Begin Material to process
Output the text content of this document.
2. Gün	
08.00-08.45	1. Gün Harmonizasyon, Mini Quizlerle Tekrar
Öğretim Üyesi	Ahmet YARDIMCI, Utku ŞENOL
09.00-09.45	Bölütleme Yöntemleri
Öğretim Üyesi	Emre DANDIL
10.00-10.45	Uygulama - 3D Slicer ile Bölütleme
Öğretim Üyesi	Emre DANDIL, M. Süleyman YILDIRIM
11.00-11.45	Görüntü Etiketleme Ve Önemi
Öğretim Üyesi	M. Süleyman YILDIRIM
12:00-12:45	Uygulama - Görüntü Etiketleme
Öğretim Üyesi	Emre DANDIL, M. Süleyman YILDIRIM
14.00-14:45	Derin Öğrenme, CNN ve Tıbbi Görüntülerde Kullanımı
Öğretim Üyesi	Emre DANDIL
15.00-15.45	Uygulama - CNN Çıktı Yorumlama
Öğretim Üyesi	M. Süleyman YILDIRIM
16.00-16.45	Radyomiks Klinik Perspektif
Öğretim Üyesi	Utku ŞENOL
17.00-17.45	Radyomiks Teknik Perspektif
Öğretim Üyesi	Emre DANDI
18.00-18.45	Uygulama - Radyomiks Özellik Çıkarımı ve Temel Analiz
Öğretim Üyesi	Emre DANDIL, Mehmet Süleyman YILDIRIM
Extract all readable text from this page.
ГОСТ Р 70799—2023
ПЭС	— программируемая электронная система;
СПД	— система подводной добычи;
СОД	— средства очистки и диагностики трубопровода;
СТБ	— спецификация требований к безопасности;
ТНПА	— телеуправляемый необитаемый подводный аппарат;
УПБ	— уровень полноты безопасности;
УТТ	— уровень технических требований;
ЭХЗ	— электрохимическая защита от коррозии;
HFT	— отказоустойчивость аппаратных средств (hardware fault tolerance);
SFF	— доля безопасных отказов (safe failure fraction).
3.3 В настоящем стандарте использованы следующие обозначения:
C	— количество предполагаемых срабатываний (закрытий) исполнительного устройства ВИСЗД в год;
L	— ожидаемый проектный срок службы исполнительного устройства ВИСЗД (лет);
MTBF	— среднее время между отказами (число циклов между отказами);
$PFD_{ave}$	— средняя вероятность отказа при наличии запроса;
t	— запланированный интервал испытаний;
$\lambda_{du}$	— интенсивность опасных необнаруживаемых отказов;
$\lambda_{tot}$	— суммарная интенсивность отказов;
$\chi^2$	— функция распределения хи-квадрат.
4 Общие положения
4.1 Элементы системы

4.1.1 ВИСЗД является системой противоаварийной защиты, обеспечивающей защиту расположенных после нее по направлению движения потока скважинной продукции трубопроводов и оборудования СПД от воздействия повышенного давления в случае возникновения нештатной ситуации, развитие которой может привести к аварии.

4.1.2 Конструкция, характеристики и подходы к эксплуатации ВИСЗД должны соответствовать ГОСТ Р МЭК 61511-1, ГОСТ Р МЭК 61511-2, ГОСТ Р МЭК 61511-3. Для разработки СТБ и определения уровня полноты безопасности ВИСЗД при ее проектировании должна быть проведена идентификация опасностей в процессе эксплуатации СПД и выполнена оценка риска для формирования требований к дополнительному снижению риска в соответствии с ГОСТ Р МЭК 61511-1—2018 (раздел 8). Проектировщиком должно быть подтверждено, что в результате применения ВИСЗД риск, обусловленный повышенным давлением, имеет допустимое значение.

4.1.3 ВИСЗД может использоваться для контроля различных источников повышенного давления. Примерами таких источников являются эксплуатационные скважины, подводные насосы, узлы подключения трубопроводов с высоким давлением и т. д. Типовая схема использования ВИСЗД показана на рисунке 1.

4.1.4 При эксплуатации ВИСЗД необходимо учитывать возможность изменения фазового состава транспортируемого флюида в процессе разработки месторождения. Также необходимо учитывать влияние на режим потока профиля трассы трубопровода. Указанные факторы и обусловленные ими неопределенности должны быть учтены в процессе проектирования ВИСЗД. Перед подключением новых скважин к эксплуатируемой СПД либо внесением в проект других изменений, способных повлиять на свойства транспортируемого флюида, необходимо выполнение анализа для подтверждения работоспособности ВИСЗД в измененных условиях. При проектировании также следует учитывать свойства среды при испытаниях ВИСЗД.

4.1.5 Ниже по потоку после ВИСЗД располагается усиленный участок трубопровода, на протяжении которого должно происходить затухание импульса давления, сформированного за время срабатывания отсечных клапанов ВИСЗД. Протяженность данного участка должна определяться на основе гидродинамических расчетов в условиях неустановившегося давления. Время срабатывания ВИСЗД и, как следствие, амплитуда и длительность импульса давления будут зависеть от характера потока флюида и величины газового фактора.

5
End Material to process
§ Written request: Report how many lines hold the string "Bölütleme", giving the number and nothing else.

§ Problem solution: 2